▶ **SHORT PROBLEM**:
All records must be quoted exactly. Omit the pictures.

Stored records
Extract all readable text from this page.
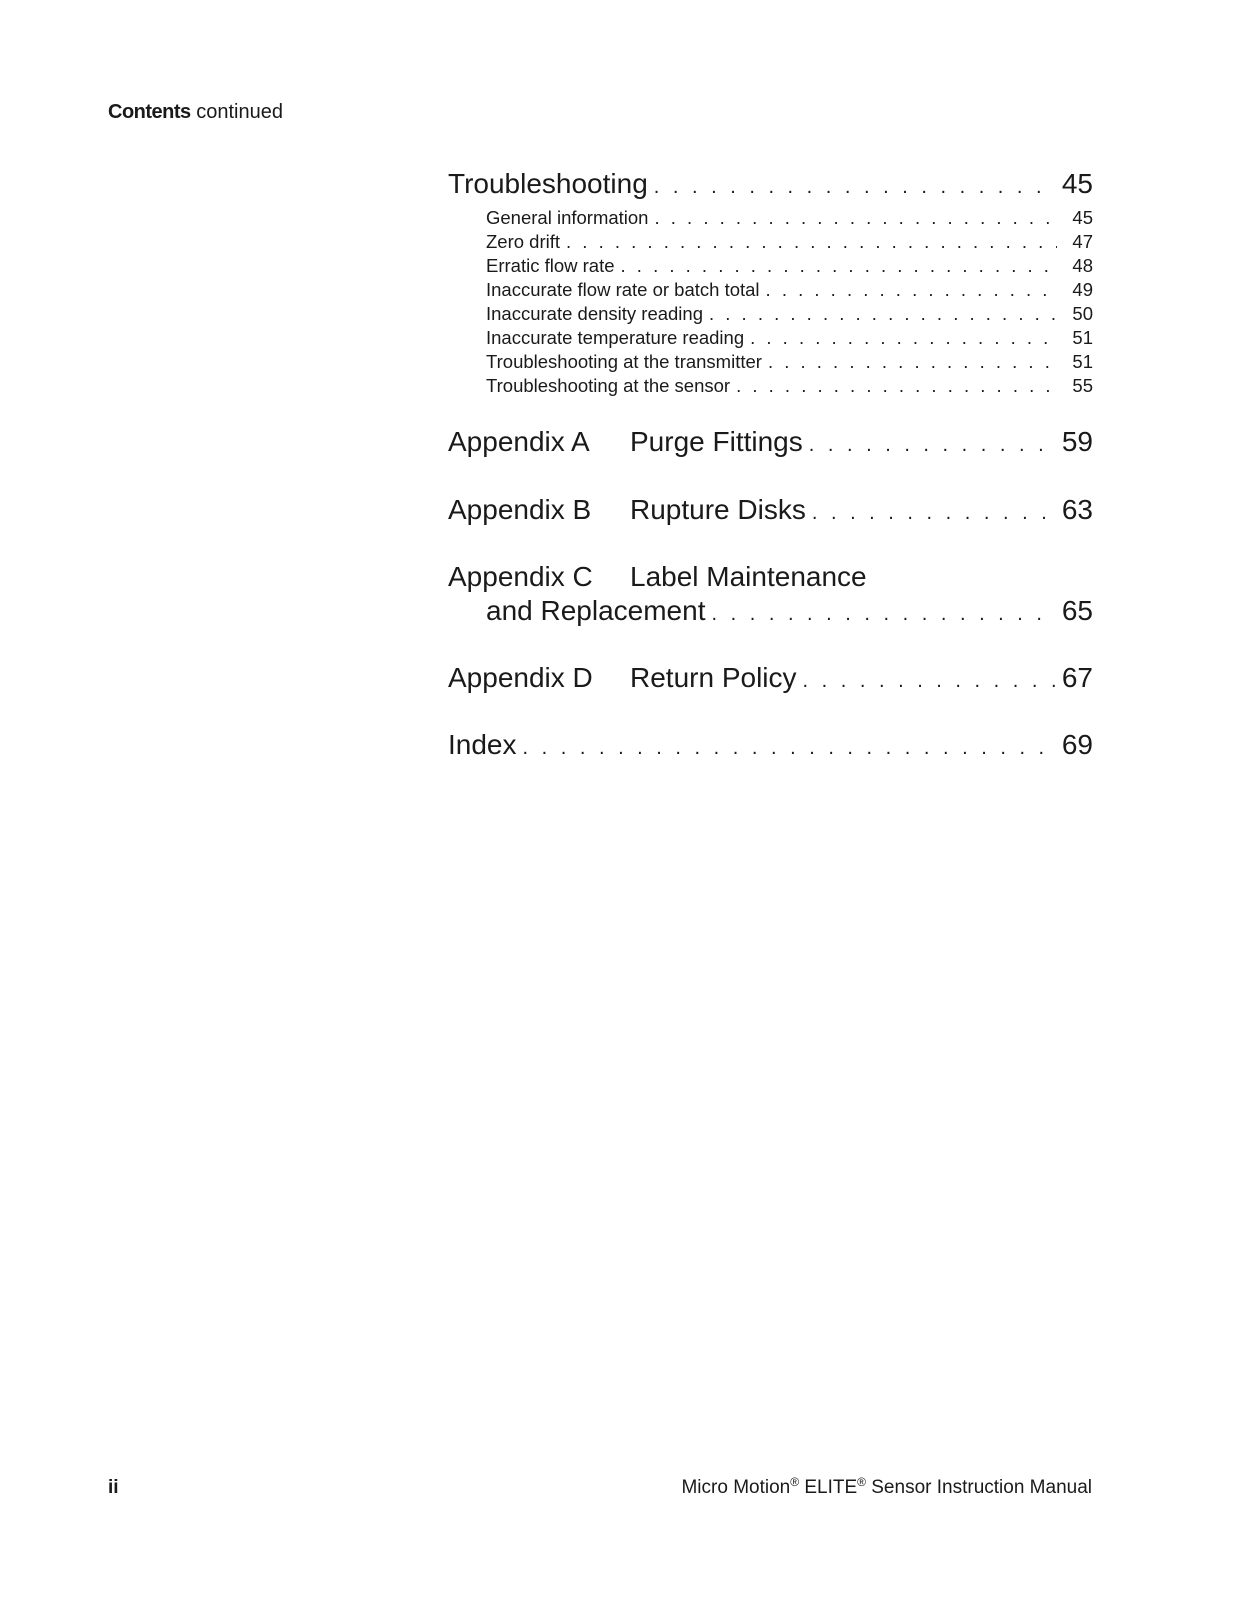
Contents continued
Troubleshooting . . .	45
General information . . .	45
Zero drift . . .	47
Erratic flow rate . . .	48
Inaccurate flow rate or batch total . . .	49
Inaccurate density reading . . .	50
Inaccurate temperature reading . . .	51
Troubleshooting at the transmitter . . .	51
Troubleshooting at the sensor . . .	55
Appendix A Purge Fittings . . .	59
Appendix B Rupture Disks . . .	63
Appendix C Label Maintenance
and Replacement . . .	65
Appendix D Return Policy . . .	67
Index . . .	69
ii	Micro Motion® ELITE® Sensor Instruction Manual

▶ **SOLUTION FOR THIS TASK**:
Extract all readable text from this page.
Contents continued
Troubleshooting . . .	45
General information . . .	45
Zero drift . . .	47
Erratic flow rate . . .	48
Inaccurate flow rate or batch total . . .	49
Inaccurate density reading . . .	50
Inaccurate temperature reading . . .	51
Troubleshooting at the transmitter . . .	51
Troubleshooting at the sensor . . .	55
Appendix A Purge Fittings . . .	59
Appendix B Rupture Disks . . .	63
Appendix C Label Maintenance
and Replacement . . .	65
Appendix D Return Policy . . .	67
Index . . .	69
ii	Micro Motion® ELITE® Sensor Instruction Manual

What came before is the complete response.